● **PASSAGE PROVIDED**
Babbel On: February 2018 Language News Roundup
The language of 'Black Panther,' discoveries about cave art and more from the world of linguistics this past month.
Lucky March! This is Babbel On, our monthly roundup of articles for amateur linguists and language lovers.
The story of the division between Ireland (an independent country) and Northern Ireland (a province of the United Kingdom) is long and complicated, but suffice it to say that, for the most part, the feuding has ended. Yet as reported by the Washington Post, a dispute about the Irish language is stirring up old grudges. During the 20th century, the Irish language was close to extinction but was revived as a form of rebellion against the British. Today, the language is only spoken daily by 4.2 percent of the population of Ireland, but it’s considred an important symbol of the country. In light of this, some people in Northern Ireland have been attempting to make Irish an official language, but there is a lot of pushback by those who think preserving the language is a waste of time and money. In addition, the issue is being exacerbated by arguments over gay marriage, a lack of government in Northern Ireland and discussions about Northern Ireland’s place in the world post-Brexit.

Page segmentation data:
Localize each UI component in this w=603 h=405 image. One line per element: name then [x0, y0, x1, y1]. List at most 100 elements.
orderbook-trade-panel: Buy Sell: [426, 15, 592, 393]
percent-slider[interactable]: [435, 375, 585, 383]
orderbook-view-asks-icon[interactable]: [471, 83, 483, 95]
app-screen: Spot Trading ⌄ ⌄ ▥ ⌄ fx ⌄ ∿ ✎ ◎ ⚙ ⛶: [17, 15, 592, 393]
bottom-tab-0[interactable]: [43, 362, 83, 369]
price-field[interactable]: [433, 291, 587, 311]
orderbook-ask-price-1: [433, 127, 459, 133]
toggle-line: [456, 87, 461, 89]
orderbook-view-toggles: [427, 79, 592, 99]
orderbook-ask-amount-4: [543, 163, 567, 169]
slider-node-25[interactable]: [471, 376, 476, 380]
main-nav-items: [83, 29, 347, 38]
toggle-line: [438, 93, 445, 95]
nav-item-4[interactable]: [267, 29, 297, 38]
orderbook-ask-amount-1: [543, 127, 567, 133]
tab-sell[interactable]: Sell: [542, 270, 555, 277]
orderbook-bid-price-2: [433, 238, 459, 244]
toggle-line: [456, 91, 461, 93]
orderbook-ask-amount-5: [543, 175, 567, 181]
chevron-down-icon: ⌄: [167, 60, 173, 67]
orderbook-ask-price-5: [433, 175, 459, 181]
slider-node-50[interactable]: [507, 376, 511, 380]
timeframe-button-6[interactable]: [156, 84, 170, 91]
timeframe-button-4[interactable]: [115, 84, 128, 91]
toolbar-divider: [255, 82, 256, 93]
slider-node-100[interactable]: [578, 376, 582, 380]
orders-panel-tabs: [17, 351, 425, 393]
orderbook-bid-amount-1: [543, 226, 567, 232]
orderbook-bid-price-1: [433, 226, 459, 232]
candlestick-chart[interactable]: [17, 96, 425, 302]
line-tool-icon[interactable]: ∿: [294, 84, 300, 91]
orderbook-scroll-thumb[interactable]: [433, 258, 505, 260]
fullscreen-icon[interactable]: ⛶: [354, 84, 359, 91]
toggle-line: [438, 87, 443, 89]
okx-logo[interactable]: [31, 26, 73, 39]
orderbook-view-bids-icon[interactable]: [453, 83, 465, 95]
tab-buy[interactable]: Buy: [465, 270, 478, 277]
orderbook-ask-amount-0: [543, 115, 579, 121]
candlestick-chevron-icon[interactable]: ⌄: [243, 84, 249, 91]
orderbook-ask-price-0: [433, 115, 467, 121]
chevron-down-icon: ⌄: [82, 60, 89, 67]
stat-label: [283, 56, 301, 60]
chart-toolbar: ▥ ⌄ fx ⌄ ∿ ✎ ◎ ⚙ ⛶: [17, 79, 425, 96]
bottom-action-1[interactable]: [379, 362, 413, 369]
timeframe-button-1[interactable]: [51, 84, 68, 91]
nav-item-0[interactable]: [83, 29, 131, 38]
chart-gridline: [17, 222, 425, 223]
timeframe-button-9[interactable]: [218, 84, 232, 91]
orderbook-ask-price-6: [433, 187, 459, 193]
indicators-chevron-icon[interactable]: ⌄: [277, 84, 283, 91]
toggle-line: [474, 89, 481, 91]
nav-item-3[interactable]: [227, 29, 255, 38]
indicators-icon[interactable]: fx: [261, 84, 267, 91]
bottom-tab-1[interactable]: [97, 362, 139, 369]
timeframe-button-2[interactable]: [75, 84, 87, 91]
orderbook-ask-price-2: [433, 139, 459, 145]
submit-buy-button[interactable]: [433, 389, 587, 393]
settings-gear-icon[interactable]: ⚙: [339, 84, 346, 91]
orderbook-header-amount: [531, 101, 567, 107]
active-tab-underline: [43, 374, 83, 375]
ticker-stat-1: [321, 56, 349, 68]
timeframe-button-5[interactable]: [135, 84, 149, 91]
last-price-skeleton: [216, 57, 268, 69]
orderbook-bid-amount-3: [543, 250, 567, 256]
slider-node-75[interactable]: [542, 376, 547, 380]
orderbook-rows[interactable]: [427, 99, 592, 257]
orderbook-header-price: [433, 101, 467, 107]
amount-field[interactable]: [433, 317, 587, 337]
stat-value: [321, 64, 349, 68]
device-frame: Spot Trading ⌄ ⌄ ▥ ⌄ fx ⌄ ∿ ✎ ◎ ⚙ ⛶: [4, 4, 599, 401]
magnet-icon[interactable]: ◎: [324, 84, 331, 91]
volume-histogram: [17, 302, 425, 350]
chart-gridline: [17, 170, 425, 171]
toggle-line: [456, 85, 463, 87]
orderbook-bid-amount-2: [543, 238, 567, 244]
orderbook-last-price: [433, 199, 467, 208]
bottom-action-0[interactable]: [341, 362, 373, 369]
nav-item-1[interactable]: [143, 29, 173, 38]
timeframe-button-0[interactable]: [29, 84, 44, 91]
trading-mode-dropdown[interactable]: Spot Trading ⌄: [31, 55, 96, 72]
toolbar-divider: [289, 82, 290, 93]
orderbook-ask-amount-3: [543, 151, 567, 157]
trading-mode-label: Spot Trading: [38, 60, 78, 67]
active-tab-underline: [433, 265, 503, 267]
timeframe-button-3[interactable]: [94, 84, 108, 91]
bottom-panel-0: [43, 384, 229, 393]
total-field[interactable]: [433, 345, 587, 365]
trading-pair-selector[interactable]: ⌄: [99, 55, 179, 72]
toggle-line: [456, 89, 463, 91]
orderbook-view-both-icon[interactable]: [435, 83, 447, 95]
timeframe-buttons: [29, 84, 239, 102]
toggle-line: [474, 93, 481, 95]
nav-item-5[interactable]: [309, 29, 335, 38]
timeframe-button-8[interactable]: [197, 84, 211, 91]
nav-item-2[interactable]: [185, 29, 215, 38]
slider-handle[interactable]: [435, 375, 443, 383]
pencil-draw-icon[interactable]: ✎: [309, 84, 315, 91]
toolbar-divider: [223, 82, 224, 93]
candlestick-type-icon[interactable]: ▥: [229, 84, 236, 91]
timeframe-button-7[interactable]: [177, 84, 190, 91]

● **EXERCISE DETAILS**
Rewrite the language news roundup, starting with "Babbel On: February" and going on through "and language lovers.", with "weekly" in place of "monthly".

● **RESPONSE TO THIS EXERCISE**
Babbel On: February 2018 Language News Roundup
The language of 'Black Panther,' discoveries about cave art and more from the world of linguistics this past month.
Lucky March! This is Babbel On, our weekly roundup of articles for amateur linguists and language lovers.